:: Requirement ::
Write out the data below exactly as given, without any of its pictures.

Dataset items:
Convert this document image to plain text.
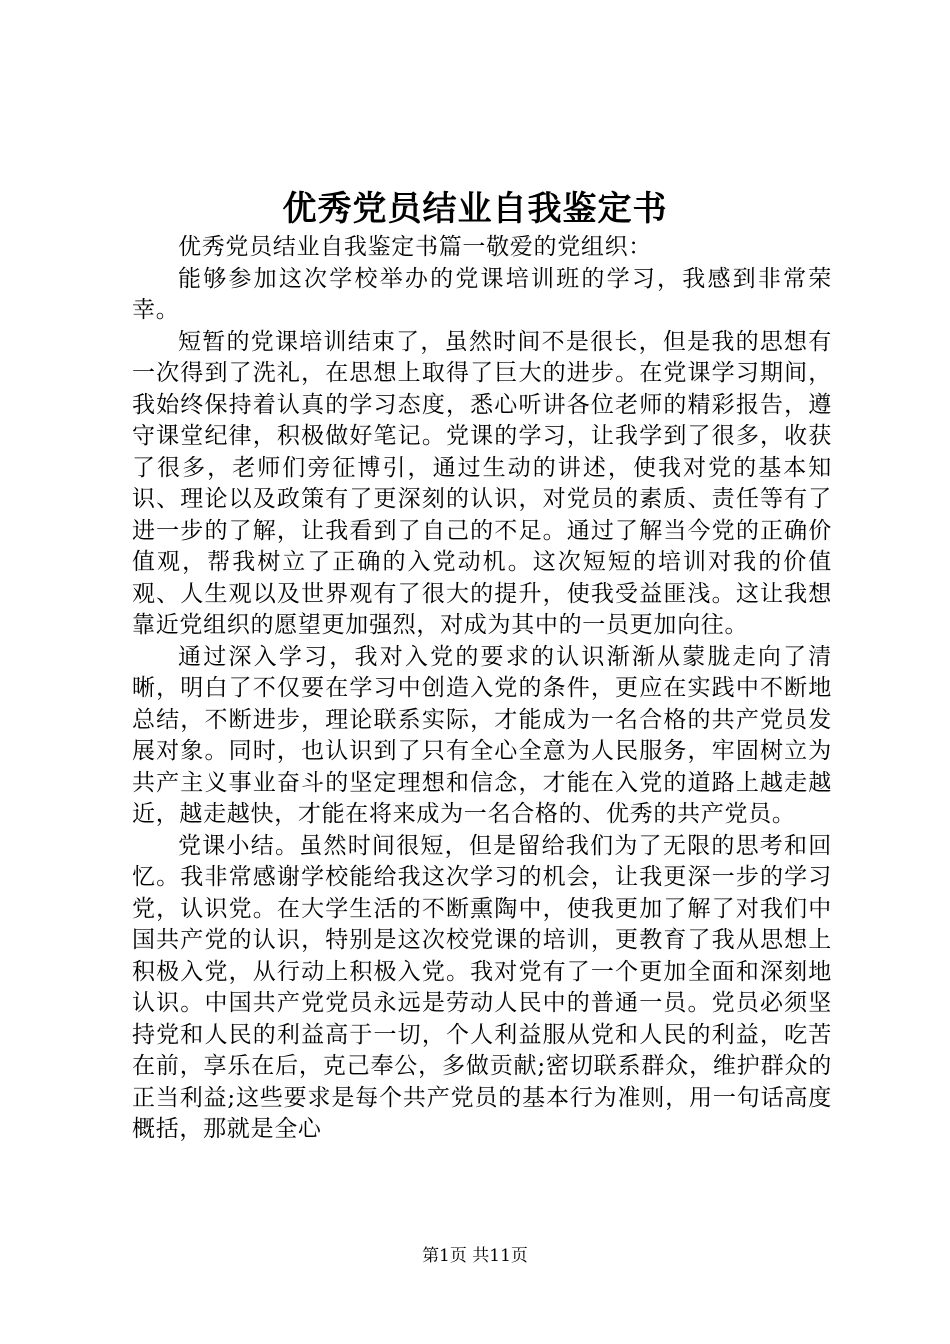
优秀党员结业自我鉴定书

优秀党员结业自我鉴定书篇一敬爱的党组织：

能够参加这次学校举办的党课培训班的学习，我感到非常荣幸。

短暂的党课培训结束了，虽然时间不是很长，但是我的思想有一次得到了洗礼，在思想上取得了巨大的进步。在党课学习期间，我始终保持着认真的学习态度，悉心听讲各位老师的精彩报告，遵守课堂纪律，积极做好笔记。党课的学习，让我学到了很多，收获了很多，老师们旁征博引，通过生动的讲述，使我对党的基本知识、理论以及政策有了更深刻的认识，对党员的素质、责任等有了进一步的了解，让我看到了自己的不足。通过了解当今党的正确价值观，帮我树立了正确的入党动机。这次短短的培训对我的价值观、人生观以及世界观有了很大的提升，使我受益匪浅。这让我想靠近党组织的愿望更加强烈，对成为其中的一员更加向往。

通过深入学习，我对入党的要求的认识渐渐从蒙胧走向了清晰，明白了不仅要在学习中创造入党的条件，更应在实践中不断地总结，不断进步，理论联系实际，才能成为一名合格的共产党员发展对象。同时，也认识到了只有全心全意为人民服务，牢固树立为共产主义事业奋斗的坚定理想和信念，才能在入党的道路上越走越近，越走越快，才能在将来成为一名合格的、优秀的共产党员。

党课小结。虽然时间很短，但是留给我们为了无限的思考和回忆。我非常感谢学校能给我这次学习的机会，让我更深一步的学习党，认识党。在大学生活的不断熏陶中，使我更加了解了对我们中国共产党的认识，特别是这次校党课的培训，更教育了我从思想上积极入党，从行动上积极入党。我对党有了一个更加全面和深刻地认识。中国共产党党员永远是劳动人民中的普通一员。党员必须坚持党和人民的利益高于一切，个人利益服从党和人民的利益，吃苦在前，享乐在后，克己奉公，多做贡献;密切联系群众，维护群众的正当利益;这些要求是每个共产党员的基本行为准则，用一句话高度概括，那就是全心

第1页 共11页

:: Task output ::
Convert this document image to plain text.
优秀党员结业自我鉴定书

优秀党员结业自我鉴定书篇一敬爱的党组织：

能够参加这次学校举办的党课培训班的学习，我感到非常荣幸。

短暂的党课培训结束了，虽然时间不是很长，但是我的思想有一次得到了洗礼，在思想上取得了巨大的进步。在党课学习期间，我始终保持着认真的学习态度，悉心听讲各位老师的精彩报告，遵守课堂纪律，积极做好笔记。党课的学习，让我学到了很多，收获了很多，老师们旁征博引，通过生动的讲述，使我对党的基本知识、理论以及政策有了更深刻的认识，对党员的素质、责任等有了进一步的了解，让我看到了自己的不足。通过了解当今党的正确价值观，帮我树立了正确的入党动机。这次短短的培训对我的价值观、人生观以及世界观有了很大的提升，使我受益匪浅。这让我想靠近党组织的愿望更加强烈，对成为其中的一员更加向往。

通过深入学习，我对入党的要求的认识渐渐从蒙胧走向了清晰，明白了不仅要在学习中创造入党的条件，更应在实践中不断地总结，不断进步，理论联系实际，才能成为一名合格的共产党员发展对象。同时，也认识到了只有全心全意为人民服务，牢固树立为共产主义事业奋斗的坚定理想和信念，才能在入党的道路上越走越近，越走越快，才能在将来成为一名合格的、优秀的共产党员。

党课小结。虽然时间很短，但是留给我们为了无限的思考和回忆。我非常感谢学校能给我这次学习的机会，让我更深一步的学习党，认识党。在大学生活的不断熏陶中，使我更加了解了对我们中国共产党的认识，特别是这次校党课的培训，更教育了我从思想上积极入党，从行动上积极入党。我对党有了一个更加全面和深刻地认识。中国共产党党员永远是劳动人民中的普通一员。党员必须坚持党和人民的利益高于一切，个人利益服从党和人民的利益，吃苦在前，享乐在后，克己奉公，多做贡献;密切联系群众，维护群众的正当利益;这些要求是每个共产党员的基本行为准则，用一句话高度概括，那就是全心

第1页 共11页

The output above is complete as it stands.